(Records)
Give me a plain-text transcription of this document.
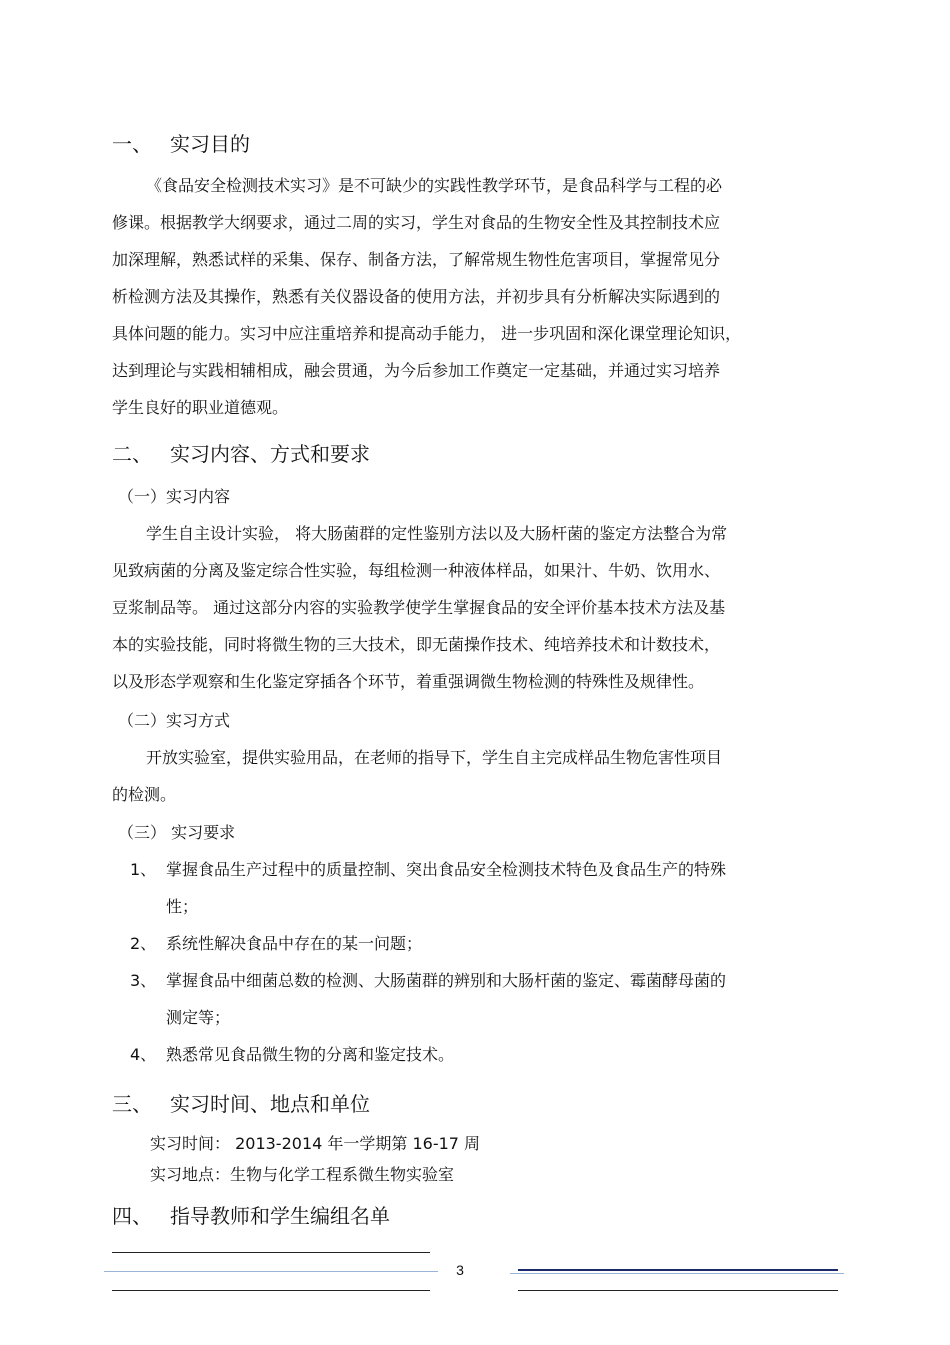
一、 实习目的
《食品安全检测技术实习》是不可缺少的实践性教学环节，是食品科学与工程的必
修课。根据教学大纲要求，通过二周的实习，学生对食品的生物安全性及其控制技术应
加深理解，熟悉试样的采集、保存、制备方法，了解常规生物性危害项目，掌握常见分
析检测方法及其操作，熟悉有关仪器设备的使用方法，并初步具有分析解决实际遇到的
具体问题的能力。实习中应注重培养和提高动手能力， 进一步巩固和深化课堂理论知识，
达到理论与实践相辅相成，融会贯通，为今后参加工作奠定一定基础，并通过实习培养
学生良好的职业道德观。
二、 实习内容、方式和要求
（一）实习内容
学生自主设计实验， 将大肠菌群的定性鉴别方法以及大肠杆菌的鉴定方法整合为常
见致病菌的分离及鉴定综合性实验，每组检测一种液体样品，如果汁、牛奶、饮用水、
豆浆制品等。 通过这部分内容的实验教学使学生掌握食品的安全评价基本技术方法及基
本的实验技能，同时将微生物的三大技术，即无菌操作技术、纯培养技术和计数技术，
以及形态学观察和生化鉴定穿插各个环节，着重强调微生物检测的特殊性及规律性。
（二）实习方式
开放实验室，提供实验用品，在老师的指导下，学生自主完成样品生物危害性项目
的检测。
（三） 实习要求
1、 掌握食品生产过程中的质量控制、突出食品安全检测技术特色及食品生产的特殊
性；
2、 系统性解决食品中存在的某一问题；
3、 掌握食品中细菌总数的检测、大肠菌群的辨别和大肠杆菌的鉴定、霉菌酵母菌的
测定等；
4、 熟悉常见食品微生物的分离和鉴定技术。
三、 实习时间、地点和单位
实习时间： 2013-2014 年一学期第 16-17 周
实习地点：生物与化学工程系微生物实验室
四、 指导教师和学生编组名单
3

**Given problem**
Retype all the records shown above, character for character. Omit every picture.

**Worked solution**
Give me a plain-text transcription of this document.
一、 实习目的
《食品安全检测技术实习》是不可缺少的实践性教学环节，是食品科学与工程的必
修课。根据教学大纲要求，通过二周的实习，学生对食品的生物安全性及其控制技术应
加深理解，熟悉试样的采集、保存、制备方法，了解常规生物性危害项目，掌握常见分
析检测方法及其操作，熟悉有关仪器设备的使用方法，并初步具有分析解决实际遇到的
具体问题的能力。实习中应注重培养和提高动手能力， 进一步巩固和深化课堂理论知识，
达到理论与实践相辅相成，融会贯通，为今后参加工作奠定一定基础，并通过实习培养
学生良好的职业道德观。
二、 实习内容、方式和要求
（一）实习内容
学生自主设计实验， 将大肠菌群的定性鉴别方法以及大肠杆菌的鉴定方法整合为常
见致病菌的分离及鉴定综合性实验，每组检测一种液体样品，如果汁、牛奶、饮用水、
豆浆制品等。 通过这部分内容的实验教学使学生掌握食品的安全评价基本技术方法及基
本的实验技能，同时将微生物的三大技术，即无菌操作技术、纯培养技术和计数技术，
以及形态学观察和生化鉴定穿插各个环节，着重强调微生物检测的特殊性及规律性。
（二）实习方式
开放实验室，提供实验用品，在老师的指导下，学生自主完成样品生物危害性项目
的检测。
（三） 实习要求
1、 掌握食品生产过程中的质量控制、突出食品安全检测技术特色及食品生产的特殊
性；
2、 系统性解决食品中存在的某一问题；
3、 掌握食品中细菌总数的检测、大肠菌群的辨别和大肠杆菌的鉴定、霉菌酵母菌的
测定等；
4、 熟悉常见食品微生物的分离和鉴定技术。
三、 实习时间、地点和单位
实习时间： 2013-2014 年一学期第 16-17 周
实习地点：生物与化学工程系微生物实验室
四、 指导教师和学生编组名单
3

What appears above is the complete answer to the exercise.